Figure collection entries
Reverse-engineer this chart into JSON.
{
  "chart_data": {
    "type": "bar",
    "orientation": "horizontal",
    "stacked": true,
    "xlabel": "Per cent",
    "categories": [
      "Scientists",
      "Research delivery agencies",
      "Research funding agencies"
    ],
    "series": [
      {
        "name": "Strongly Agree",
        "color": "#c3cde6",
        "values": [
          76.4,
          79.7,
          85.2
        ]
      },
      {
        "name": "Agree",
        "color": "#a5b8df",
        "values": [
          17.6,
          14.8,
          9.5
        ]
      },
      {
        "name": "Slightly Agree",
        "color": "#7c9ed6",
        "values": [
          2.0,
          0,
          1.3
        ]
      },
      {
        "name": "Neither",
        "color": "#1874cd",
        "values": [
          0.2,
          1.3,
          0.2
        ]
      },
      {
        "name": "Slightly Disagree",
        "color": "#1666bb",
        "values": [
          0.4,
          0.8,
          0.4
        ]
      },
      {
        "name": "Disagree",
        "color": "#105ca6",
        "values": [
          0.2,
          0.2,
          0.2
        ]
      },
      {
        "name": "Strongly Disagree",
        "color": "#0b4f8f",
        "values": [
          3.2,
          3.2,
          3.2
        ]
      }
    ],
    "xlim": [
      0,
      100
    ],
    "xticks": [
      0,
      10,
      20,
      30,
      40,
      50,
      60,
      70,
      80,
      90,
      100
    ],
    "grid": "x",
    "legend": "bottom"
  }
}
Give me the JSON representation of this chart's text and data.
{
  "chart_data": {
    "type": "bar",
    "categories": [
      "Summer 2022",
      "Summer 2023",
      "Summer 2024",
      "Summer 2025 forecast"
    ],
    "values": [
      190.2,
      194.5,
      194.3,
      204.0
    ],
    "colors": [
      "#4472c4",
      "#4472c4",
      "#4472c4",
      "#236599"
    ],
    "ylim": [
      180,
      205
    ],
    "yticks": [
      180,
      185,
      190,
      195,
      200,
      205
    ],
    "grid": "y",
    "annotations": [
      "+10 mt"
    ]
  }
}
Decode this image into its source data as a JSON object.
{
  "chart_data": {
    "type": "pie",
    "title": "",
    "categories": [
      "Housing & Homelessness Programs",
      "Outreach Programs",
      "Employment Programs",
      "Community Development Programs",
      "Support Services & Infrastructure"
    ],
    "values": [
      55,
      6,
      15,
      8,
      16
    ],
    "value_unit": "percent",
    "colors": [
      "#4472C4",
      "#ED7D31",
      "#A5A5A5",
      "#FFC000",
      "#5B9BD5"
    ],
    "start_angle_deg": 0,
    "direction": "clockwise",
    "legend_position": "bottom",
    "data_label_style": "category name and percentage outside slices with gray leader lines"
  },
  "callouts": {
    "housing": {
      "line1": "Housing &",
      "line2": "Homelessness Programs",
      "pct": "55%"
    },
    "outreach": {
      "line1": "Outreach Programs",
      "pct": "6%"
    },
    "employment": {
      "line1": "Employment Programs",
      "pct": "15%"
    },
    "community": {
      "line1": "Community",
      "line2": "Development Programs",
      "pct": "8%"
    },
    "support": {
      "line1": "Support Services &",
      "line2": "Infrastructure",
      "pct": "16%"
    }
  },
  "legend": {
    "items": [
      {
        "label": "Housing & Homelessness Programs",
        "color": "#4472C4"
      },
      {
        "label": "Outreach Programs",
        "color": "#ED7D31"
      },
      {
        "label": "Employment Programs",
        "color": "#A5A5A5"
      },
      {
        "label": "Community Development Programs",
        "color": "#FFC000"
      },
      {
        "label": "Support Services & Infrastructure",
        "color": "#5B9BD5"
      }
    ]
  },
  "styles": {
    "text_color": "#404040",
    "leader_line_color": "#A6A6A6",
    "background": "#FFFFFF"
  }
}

• _Goal of the exercise_:
Quote the entire listing above exactly.

• _Reply_:
Reverse-engineer this chart into JSON.
{
  "chart_data": {
    "type": "bar",
    "orientation": "horizontal",
    "stacked": true,
    "xlabel": "Per cent",
    "categories": [
      "Scientists",
      "Research delivery agencies",
      "Research funding agencies"
    ],
    "series": [
      {
        "name": "Strongly Agree",
        "color": "#c3cde6",
        "values": [
          76.4,
          79.7,
          85.2
        ]
      },
      {
        "name": "Agree",
        "color": "#a5b8df",
        "values": [
          17.6,
          14.8,
          9.5
        ]
      },
      {
        "name": "Slightly Agree",
        "color": "#7c9ed6",
        "values": [
          2.0,
          0,
          1.3
        ]
      },
      {
        "name": "Neither",
        "color": "#1874cd",
        "values": [
          0.2,
          1.3,
          0.2
        ]
      },
      {
        "name": "Slightly Disagree",
        "color": "#1666bb",
        "values": [
          0.4,
          0.8,
          0.4
        ]
      },
      {
        "name": "Disagree",
        "color": "#105ca6",
        "values": [
          0.2,
          0.2,
          0.2
        ]
      },
      {
        "name": "Strongly Disagree",
        "color": "#0b4f8f",
        "values": [
          3.2,
          3.2,
          3.2
        ]
      }
    ],
    "xlim": [
      0,
      100
    ],
    "xticks": [
      0,
      10,
      20,
      30,
      40,
      50,
      60,
      70,
      80,
      90,
      100
    ],
    "grid": "x",
    "legend": "bottom"
  }
}
Give me the JSON representation of this chart's text and data.
{
  "chart_data": {
    "type": "bar",
    "categories": [
      "Summer 2022",
      "Summer 2023",
      "Summer 2024",
      "Summer 2025 forecast"
    ],
    "values": [
      190.2,
      194.5,
      194.3,
      204.0
    ],
    "colors": [
      "#4472c4",
      "#4472c4",
      "#4472c4",
      "#236599"
    ],
    "ylim": [
      180,
      205
    ],
    "yticks": [
      180,
      185,
      190,
      195,
      200,
      205
    ],
    "grid": "y",
    "annotations": [
      "+10 mt"
    ]
  }
}
Decode this image into its source data as a JSON object.
{
  "chart_data": {
    "type": "pie",
    "title": "",
    "categories": [
      "Housing & Homelessness Programs",
      "Outreach Programs",
      "Employment Programs",
      "Community Development Programs",
      "Support Services & Infrastructure"
    ],
    "values": [
      55,
      6,
      15,
      8,
      16
    ],
    "value_unit": "percent",
    "colors": [
      "#4472C4",
      "#ED7D31",
      "#A5A5A5",
      "#FFC000",
      "#5B9BD5"
    ],
    "start_angle_deg": 0,
    "direction": "clockwise",
    "legend_position": "bottom",
    "data_label_style": "category name and percentage outside slices with gray leader lines"
  },
  "callouts": {
    "housing": {
      "line1": "Housing &",
      "line2": "Homelessness Programs",
      "pct": "55%"
    },
    "outreach": {
      "line1": "Outreach Programs",
      "pct": "6%"
    },
    "employment": {
      "line1": "Employment Programs",
      "pct": "15%"
    },
    "community": {
      "line1": "Community",
      "line2": "Development Programs",
      "pct": "8%"
    },
    "support": {
      "line1": "Support Services &",
      "line2": "Infrastructure",
      "pct": "16%"
    }
  },
  "legend": {
    "items": [
      {
        "label": "Housing & Homelessness Programs",
        "color": "#4472C4"
      },
      {
        "label": "Outreach Programs",
        "color": "#ED7D31"
      },
      {
        "label": "Employment Programs",
        "color": "#A5A5A5"
      },
      {
        "label": "Community Development Programs",
        "color": "#FFC000"
      },
      {
        "label": "Support Services & Infrastructure",
        "color": "#5B9BD5"
      }
    ]
  },
  "styles": {
    "text_color": "#404040",
    "leader_line_color": "#A6A6A6",
    "background": "#FFFFFF"
  }
}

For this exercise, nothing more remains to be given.